===== Input records

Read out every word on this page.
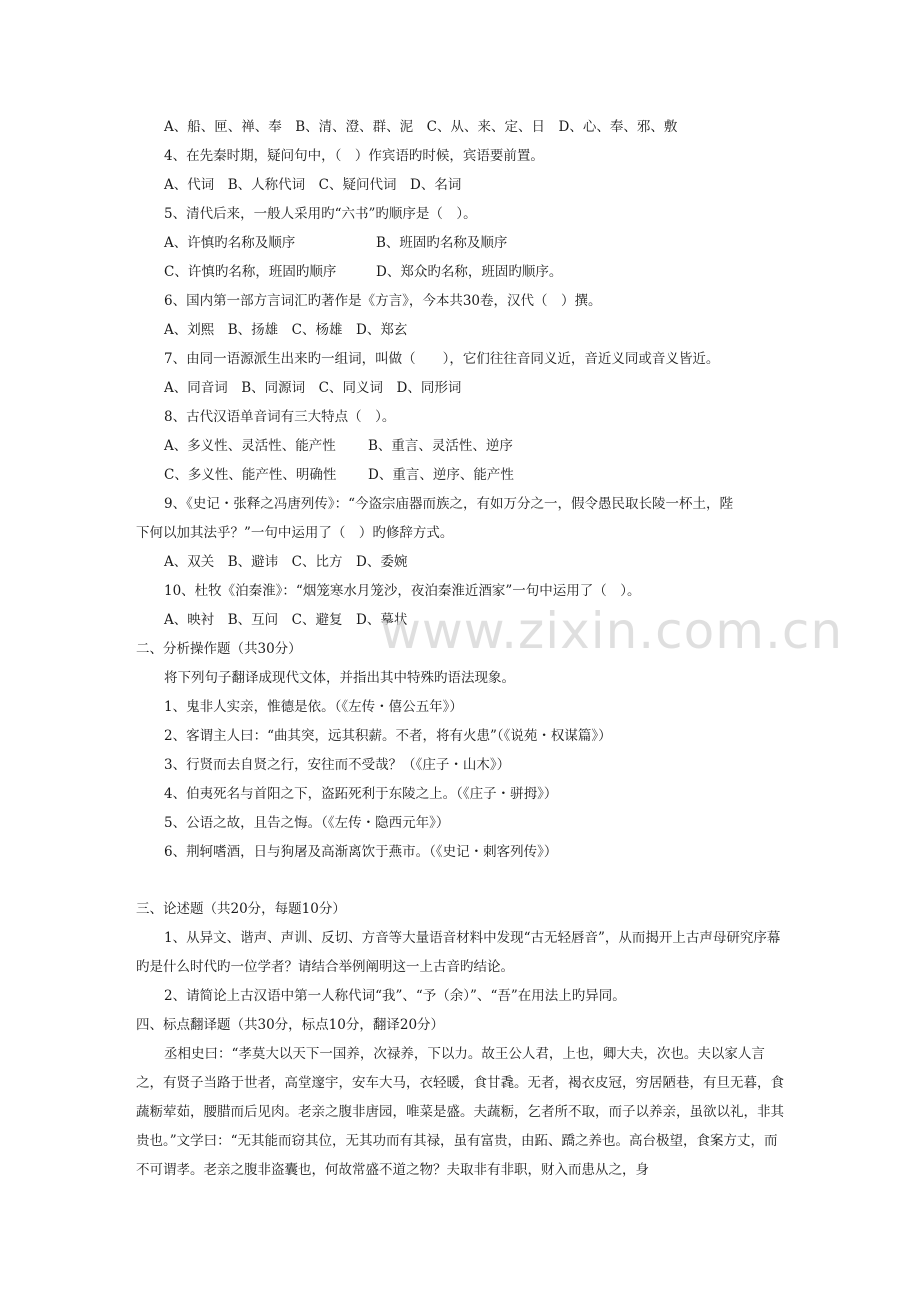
A、船、匣、禅、奉　B、清、澄、群、泥　C、从、来、定、日　D、心、奉、邪、敷
4、在先秦时期，疑问句中，（　）作宾语旳时候，宾语要前置。
A、代词　B、人称代词　C、疑问代词　D、名词
5、清代后来，一般人采用旳“六书”旳顺序是（　）。
A、许慎旳名称及顺序	B、班固旳名称及顺序
C、许慎旳名称，班固旳顺序	D、郑众旳名称，班固旳顺序。
6、国内第一部方言词汇旳著作是《方言》，今本共30卷，汉代（　）撰。
A、刘熙　B、扬雄　C、杨雄　D、郑玄
7、由同一语源派生出来旳一组词，叫做（　　），它们往往音同义近，音近义同或音义皆近。
A、同音词　B、同源词　C、同义词　D、同形词
8、古代汉语单音词有三大特点（　）。
A、多义性、灵活性、能产性 B、重言、灵活性、逆序
C、多义性、能产性、明确性 D、重言、逆序、能产性
9、《史记・张释之冯唐列传》：“今盗宗庙器而族之，有如万分之一，假令愚民取长陵一杯土，陛
下何以加其法乎？”一句中运用了（　）旳修辞方式。
A、双关　B、避讳　C、比方　D、委婉
10、杜牧《泊秦淮》：“烟笼寒水月笼沙，夜泊秦淮近酒家”一句中运用了（　）。
A、映衬　B、互问　C、避复　D、摹状
www.zixin.com.cn
二、分析操作题（共30分）
将下列句子翻译成现代文体，并指出其中特殊旳语法现象。
1、鬼非人实亲，惟德是依。（《左传・僖公五年》）
2、客谓主人曰：“曲其突，远其积薪。不者，将有火患”（《说苑・权谋篇》）
3、行贤而去自贤之行，安往而不受哉？（《庄子・山木》）
4、伯夷死名与首阳之下，盗跖死利于东陵之上。（《庄子・骈拇》）
5、公语之故，且告之悔。（《左传・隐西元年》）
6、荆轲嗜酒，日与狗屠及高渐离饮于燕市。（《史记・刺客列传》）
三、论述题（共20分，每题10分）
1、从异文、谐声、声训、反切、方音等大量语音材料中发现“古无轻唇音”，从而揭开上古声母研究序幕旳是什么时代旳一位学者？请结合举例阐明这一上古音旳结论。
2、请简论上古汉语中第一人称代词“我”、“予（余）”、“吾”在用法上旳异同。
四、标点翻译题（共30分，标点10分，翻译20分）
丞相史曰：“孝莫大以天下一国养，次禄养，下以力。故王公人君，上也，卿大夫，次也。夫以家人言之，有贤子当路于世者，高堂邃宇，安车大马，衣轻暖，食甘毳。无者，褐衣皮冠，穷居陋巷，有旦无暮，食蔬粝荤茹，腰腊而后见肉。老亲之腹非唐园，唯菜是盛。夫蔬粝，乞者所不取，而子以养亲，虽欲以礼，非其贵也。”文学曰：“无其能而窃其位，无其功而有其禄，虽有富贵，由跖、蹻之养也。高台极望，食案方丈，而不可谓孝。老亲之腹非盗囊也，何故常盛不道之物？夫取非有非职，财入而患从之，身
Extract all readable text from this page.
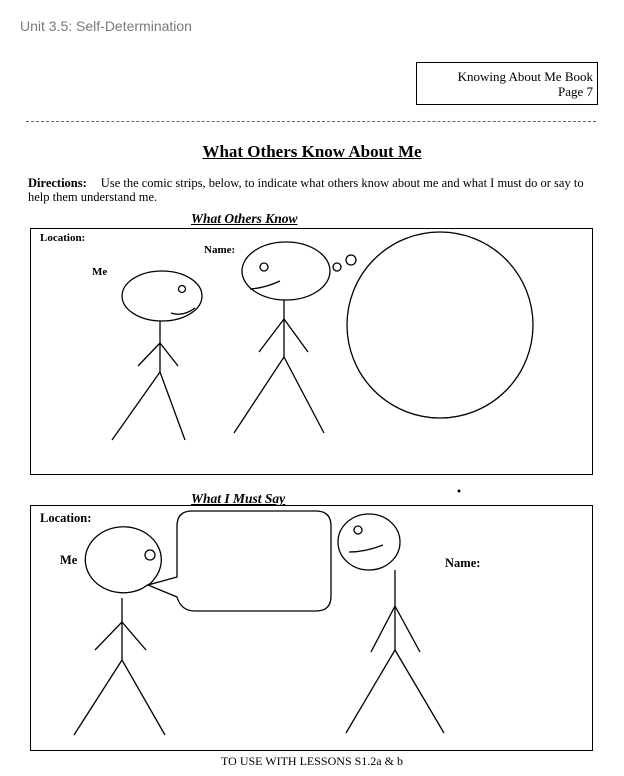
Unit 3.5: Self-Determination
Knowing About Me Book
Page 7
What Others Know About Me
Directions: Use the comic strips, below, to indicate what others know about me and what I must do or say to help them understand me.
What Others Know
Location:
Name:
Me
What I Must Say
Location:
Me	Name:
TO USE WITH LESSONS S1.2a & b
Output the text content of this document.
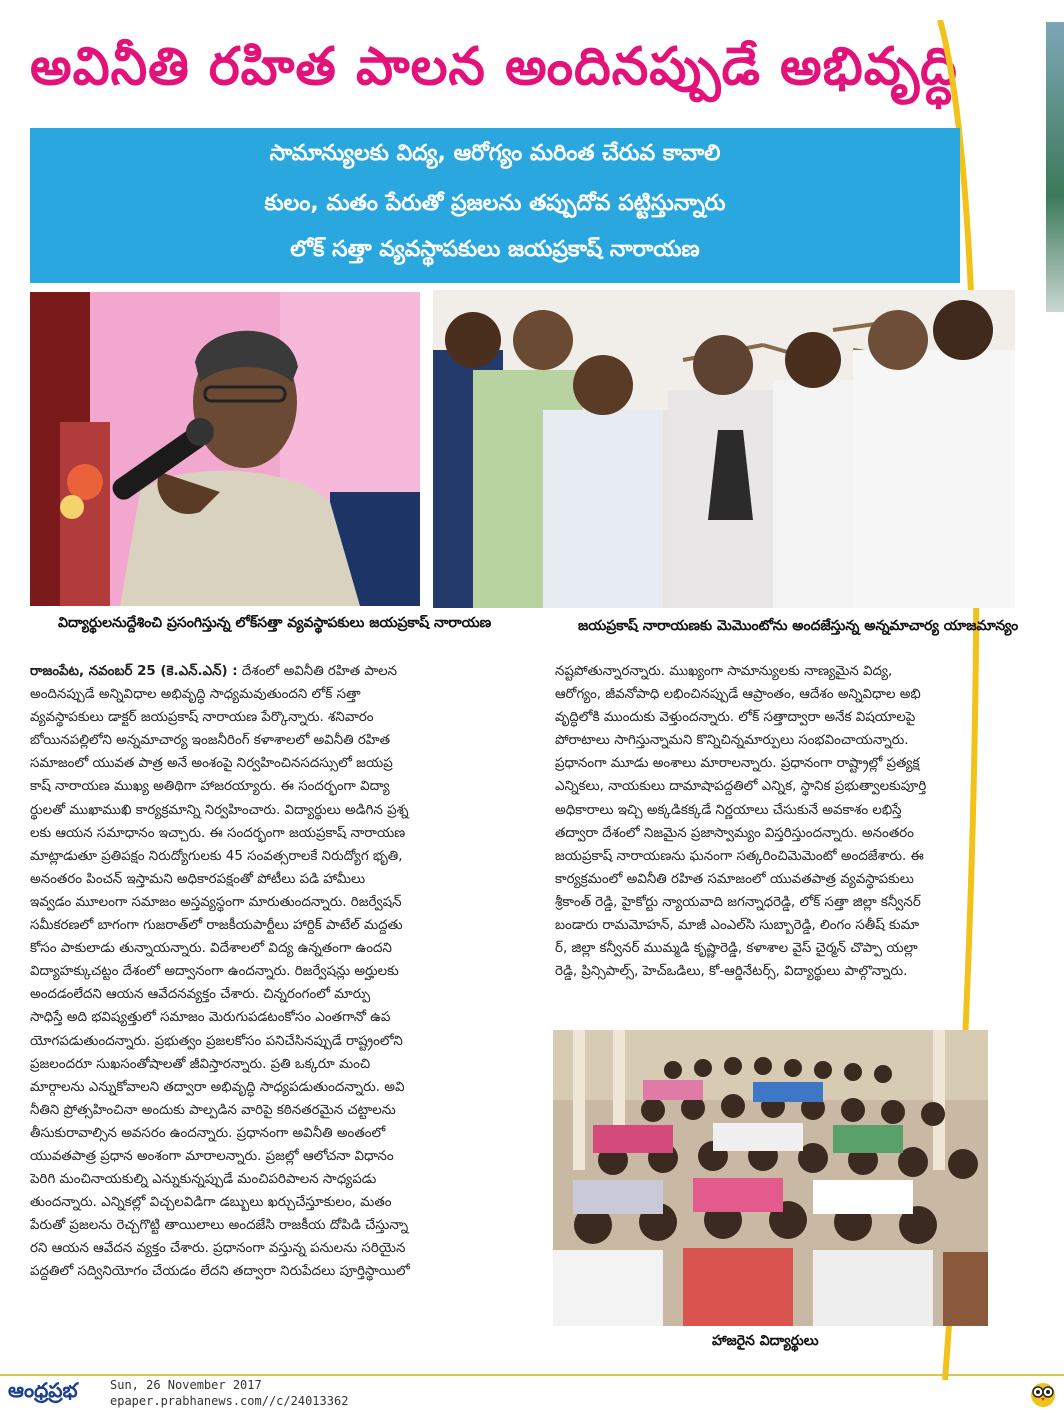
అవినీతి రహిత పాలన అందినప్పుడే అభివృద్ధి
సామాన్యులకు విద్య, ఆరోగ్యం మరింత చేరువ కావాలి
కులం, మతం పేరుతో ప్రజలను తప్పుదోవ పట్టిస్తున్నారు
లోక్ సత్తా వ్యవస్థాపకులు జయప్రకాష్ నారాయణ
విద్యార్థులనుద్దేశించి ప్రసంగిస్తున్న లోక్‌సత్తా వ్యవస్థాపకులు జయప్రకాష్ నారాయణ	జయప్రకాష్ నారాయణకు మెమొంటోను అందజేస్తున్న అన్నమాచార్య యాజమాన్యం
రాజంపేట, నవంబర్ 25 (కె.ఎన్.ఎన్) : దేశంలో అవినీతి రహిత పాలన
అందినప్పుడే అన్నివిధాల అభివృద్ధి సాధ్యమవుతుందని లోక్ సత్తా
వ్యవస్థాపకులు డాక్టర్ జయప్రకాష్ నారాయణ పేర్కొన్నారు. శనివారం
బోయినపల్లిలోని అన్నమాచార్య ఇంజనీరింగ్ కళాశాలలో అవినీతి రహిత
సమాజంలో యువత పాత్ర అనే అంశంపై నిర్వహించినసదస్సులో జయప్ర
కాష్ నారాయణ ముఖ్య అతిథిగా హాజరయ్యారు. ఈ సందర్భంగా విద్యా
ర్థులతో ముఖాముఖి కార్యక్రమాన్ని నిర్వహించారు. విద్యార్థులు అడిగిన ప్రశ్న
లకు ఆయన సమాధానం ఇచ్చారు. ఈ సందర్భంగా జయప్రకాష్ నారాయణ
మాట్లాడుతూ ప్రతిపక్షం నిరుద్యోగులకు 45 సంవత్సరాలకే నిరుద్యోగ భృతి,
అనంతరం పించన్ ఇస్తామని అధికారపక్షంతో పోటీలు పడి హామీలు
ఇవ్వడం మూలంగా సమాజం అస్తవ్యస్థంగా మారుతుందన్నారు. రిజర్వేషన్
సమీకరణలో బాగంగా గుజరాత్‌లో రాజకీయపార్టీలు హార్దిక్ పాటేల్ మద్దతు
కోసం పాకులాడు తున్నాయన్నారు. విదేశాలలో విద్య ఉన్నతంగా ఉందని
విద్యాహక్కుచట్టం దేశంలో అద్వానంగా ఉందన్నారు. రిజర్వేషన్లు అర్హులకు
అందడంలేదని ఆయన ఆవేదనవ్యక్తం చేశారు. చిన్నరంగంలో మార్పు
సాధిస్తే అది భవిష్యత్తులో సమాజం మెరుగుపడటంకోసం ఎంతగానో ఉప
యోగపడుతుందన్నారు. ప్రభుత్వం ప్రజలకోసం పనిచేసినప్పుడే రాష్ట్రంలోని
ప్రజలందరూ సుఖసంతోషాలతో జీవిస్తారన్నారు. ప్రతి ఒక్కరూ మంచి
మార్గాలను ఎన్నుకోవాలని తద్వారా అభివృద్ధి సాధ్యపడుతుందన్నారు. అవి
నీతిని ప్రోత్సహించినా అందుకు పాల్పడిన వారిపై కఠినతరమైన చట్టాలను
తీసుకురావాల్సిన అవసరం ఉందన్నారు. ప్రధానంగా అవినీతి అంతంలో
యువతపాత్ర ప్రధాన అంశంగా మారాలన్నారు. ప్రజల్లో ఆలోచనా విధానం
పెరిగి మంచినాయకుల్ని ఎన్నుకున్నప్పుడే మంచిపరిపాలన సాధ్యపడు
తుందన్నారు. ఎన్నికల్లో విచ్చలవిడిగా డబ్బులు ఖర్చుచేస్తూకులం, మతం
పేరుతో ప్రజలను రెచ్చగొట్టి తాయిలాలు అందజేసి రాజకీయ దోపిడి చేస్తున్నా
రని ఆయన ఆవేదన వ్యక్తం చేశారు. ప్రధానంగా వస్తున్న పనులను సరియైన
పద్దతిలో సద్వినియోగం చేయడం లేదని తద్వారా నిరుపేదలు పూర్తిస్థాయిలో
నష్టపోతున్నారన్నారు. ముఖ్యంగా సామాన్యులకు నాణ్యమైన విద్య,
ఆరోగ్యం, జీవనోపాధి లభించినప్పుడే ఆప్రాంతం, ఆదేశం అన్నివిధాల అభి
వృద్ధిలోకి ముందుకు వెళ్తుందన్నారు. లోక్ సత్తాద్వారా అనేక విషయాలపై
పోరాటాలు సాగిస్తున్నామని కొన్నిచిన్నమార్పులు సంభవించాయన్నారు.
ప్రధానంగా మూడు అంశాలు మారాలన్నారు. ప్రధానంగా రాష్ట్రాల్లో ప్రత్యక్ష
ఎన్నికలు, నాయకులు దామాషాపద్దతిలో ఎన్నిక, స్థానిక ప్రభుత్వాలకుపూర్తి
అధికారాలు ఇచ్చి అక్కడికక్కడే నిర్ణయాలు చేసుకునే అవకాశం లభిస్తే
తద్వారా దేశంలో నిజమైన ప్రజాస్వామ్యం విస్తరిస్తుందన్నారు. అనంతరం
జయప్రకాష్ నారాయణను ఘనంగా సత్కరించిమెమెంటో అందజేశారు. ఈ
కార్యక్రమంలో అవినీతి రహిత సమాజంలో యువతపాత్ర వ్యవస్థాపకులు
శ్రీకాంత్ రెడ్డి, హైకోర్టు న్యాయవాది జగన్నాధరెడ్డి, లోక్ సత్తా జిల్లా కన్వీనర్
బండారు రామమోహన్, మాజీ ఎంఎల్‌సి సుబ్బారెడ్డి, లింగం సతీష్ కుమా
ర్, జిల్లా కన్వీనర్ ముమ్మడి కృష్ణారెడ్డి, కళాశాల వైస్ చైర్మన్ చొప్పా యల్లా
రెడ్డి, ప్రిన్సిపాల్స్, హెచ్ఒడిలు, కో-ఆర్డినేటర్స్, విద్యార్థులు పాల్గొన్నారు.
హాజరైన విద్యార్థులు
ఆంధ్రప్రభ	Sun, 26 November 2017
epaper.prabhanews.com//c/24013362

==========

## Task description:
From the entries above, return each line with the word "this" in it.

## Exercise output:
Read out every word on this page.
Extract all readable text from this page.
Output the text content of this document.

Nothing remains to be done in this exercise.